Show all lines that include the string "tulee"; copy each one.

== Excerpted records

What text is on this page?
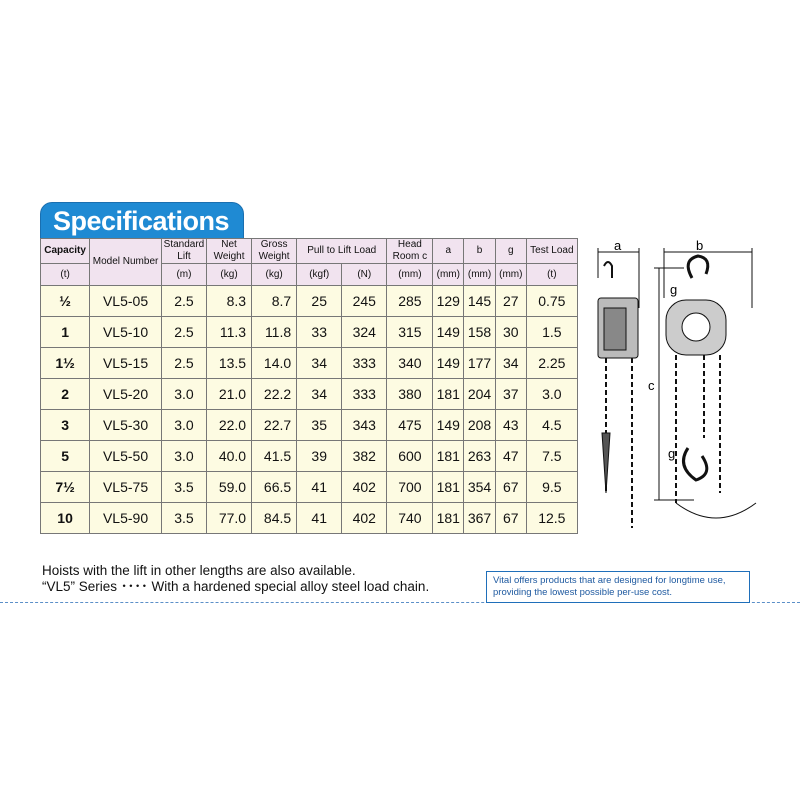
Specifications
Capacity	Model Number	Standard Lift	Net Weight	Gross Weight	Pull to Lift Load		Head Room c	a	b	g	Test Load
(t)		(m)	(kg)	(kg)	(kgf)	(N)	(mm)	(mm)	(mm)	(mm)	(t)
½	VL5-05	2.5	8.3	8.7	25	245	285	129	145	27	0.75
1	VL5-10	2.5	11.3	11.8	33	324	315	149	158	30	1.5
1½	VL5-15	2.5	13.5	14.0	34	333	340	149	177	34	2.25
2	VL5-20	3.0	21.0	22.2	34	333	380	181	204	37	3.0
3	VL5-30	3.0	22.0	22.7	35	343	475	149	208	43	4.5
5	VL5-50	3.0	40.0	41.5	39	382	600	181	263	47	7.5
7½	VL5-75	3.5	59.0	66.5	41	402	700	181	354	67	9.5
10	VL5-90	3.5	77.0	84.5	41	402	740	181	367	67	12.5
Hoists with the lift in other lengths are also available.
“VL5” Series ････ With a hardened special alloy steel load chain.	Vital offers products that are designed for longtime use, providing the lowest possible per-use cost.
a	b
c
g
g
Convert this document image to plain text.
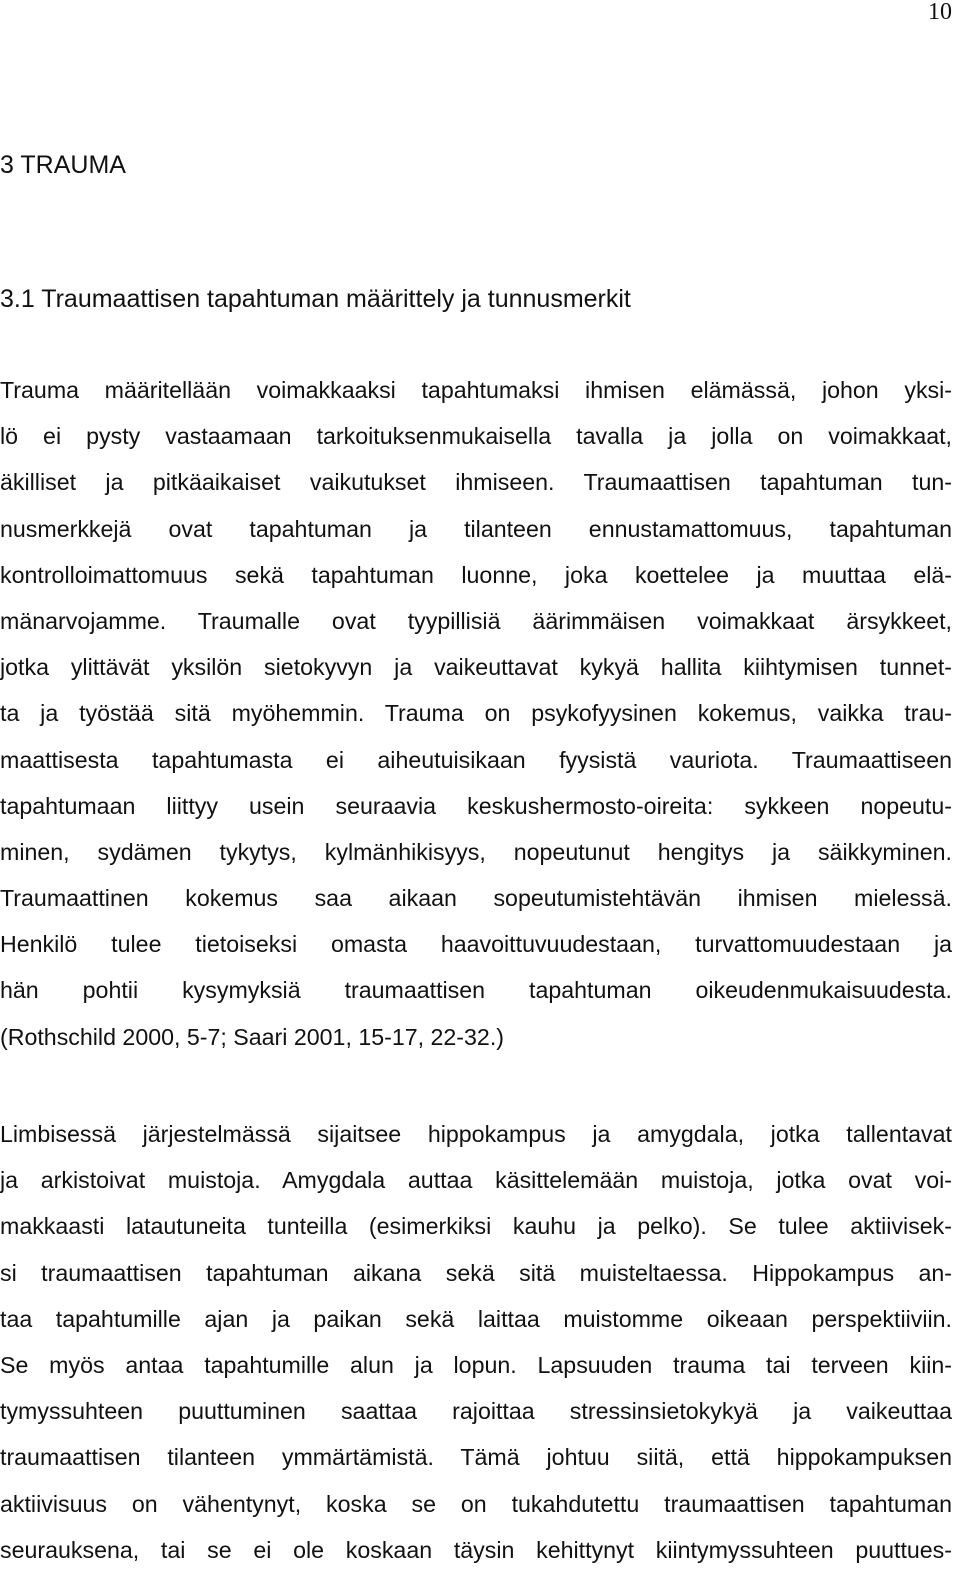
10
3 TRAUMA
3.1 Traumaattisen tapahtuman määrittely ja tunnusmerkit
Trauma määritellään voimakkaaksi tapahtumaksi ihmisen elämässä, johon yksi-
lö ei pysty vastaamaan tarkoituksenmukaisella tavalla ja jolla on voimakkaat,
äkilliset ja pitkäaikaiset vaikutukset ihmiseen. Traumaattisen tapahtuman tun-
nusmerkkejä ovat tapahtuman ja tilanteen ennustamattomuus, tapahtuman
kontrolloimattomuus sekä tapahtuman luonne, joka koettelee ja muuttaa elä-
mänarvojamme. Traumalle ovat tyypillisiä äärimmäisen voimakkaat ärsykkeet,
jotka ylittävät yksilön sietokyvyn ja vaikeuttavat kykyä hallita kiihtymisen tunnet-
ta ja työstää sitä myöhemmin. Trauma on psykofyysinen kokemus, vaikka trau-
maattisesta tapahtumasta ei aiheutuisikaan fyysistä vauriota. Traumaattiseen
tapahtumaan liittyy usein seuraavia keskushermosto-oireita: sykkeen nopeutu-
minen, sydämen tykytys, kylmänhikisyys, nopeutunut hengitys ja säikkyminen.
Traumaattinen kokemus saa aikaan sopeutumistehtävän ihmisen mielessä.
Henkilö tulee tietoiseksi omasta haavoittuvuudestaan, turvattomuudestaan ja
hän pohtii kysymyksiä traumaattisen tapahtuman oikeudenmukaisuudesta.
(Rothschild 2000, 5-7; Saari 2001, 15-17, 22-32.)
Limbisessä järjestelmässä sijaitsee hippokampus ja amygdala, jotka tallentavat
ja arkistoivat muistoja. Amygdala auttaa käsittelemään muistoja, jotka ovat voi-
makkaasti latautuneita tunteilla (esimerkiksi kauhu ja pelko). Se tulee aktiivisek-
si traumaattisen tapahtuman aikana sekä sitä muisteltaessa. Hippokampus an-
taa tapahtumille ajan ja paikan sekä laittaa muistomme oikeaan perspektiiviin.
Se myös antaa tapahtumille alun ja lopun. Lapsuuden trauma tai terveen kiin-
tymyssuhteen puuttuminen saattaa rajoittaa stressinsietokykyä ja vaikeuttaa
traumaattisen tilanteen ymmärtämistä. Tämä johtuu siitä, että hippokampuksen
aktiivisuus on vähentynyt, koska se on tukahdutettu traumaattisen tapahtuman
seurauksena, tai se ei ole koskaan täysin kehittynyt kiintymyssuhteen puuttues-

====
== Excerpted records

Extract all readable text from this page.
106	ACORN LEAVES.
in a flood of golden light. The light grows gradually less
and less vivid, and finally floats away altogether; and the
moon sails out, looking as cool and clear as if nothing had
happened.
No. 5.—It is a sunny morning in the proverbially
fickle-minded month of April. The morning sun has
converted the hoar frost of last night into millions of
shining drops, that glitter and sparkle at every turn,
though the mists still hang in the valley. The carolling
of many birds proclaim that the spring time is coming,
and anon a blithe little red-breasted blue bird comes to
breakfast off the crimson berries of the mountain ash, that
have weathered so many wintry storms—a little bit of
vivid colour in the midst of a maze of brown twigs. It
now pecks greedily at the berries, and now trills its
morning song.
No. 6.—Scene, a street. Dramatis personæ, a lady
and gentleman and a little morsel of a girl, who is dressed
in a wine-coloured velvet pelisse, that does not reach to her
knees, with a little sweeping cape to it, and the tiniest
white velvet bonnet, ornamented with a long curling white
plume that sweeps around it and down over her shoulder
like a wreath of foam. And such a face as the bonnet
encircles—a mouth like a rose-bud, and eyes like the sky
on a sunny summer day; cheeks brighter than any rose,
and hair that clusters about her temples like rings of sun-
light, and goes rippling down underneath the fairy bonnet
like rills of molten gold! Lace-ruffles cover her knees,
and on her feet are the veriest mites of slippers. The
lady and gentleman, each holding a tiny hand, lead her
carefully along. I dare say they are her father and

====

▸ Output for this exercise
Henkilö tulee tietoiseksi omasta haavoittuvuudestaan, turvattomuudestaan ja
makkaasti latautuneita tunteilla (esimerkiksi kauhu ja pelko). Se tulee aktiivisek-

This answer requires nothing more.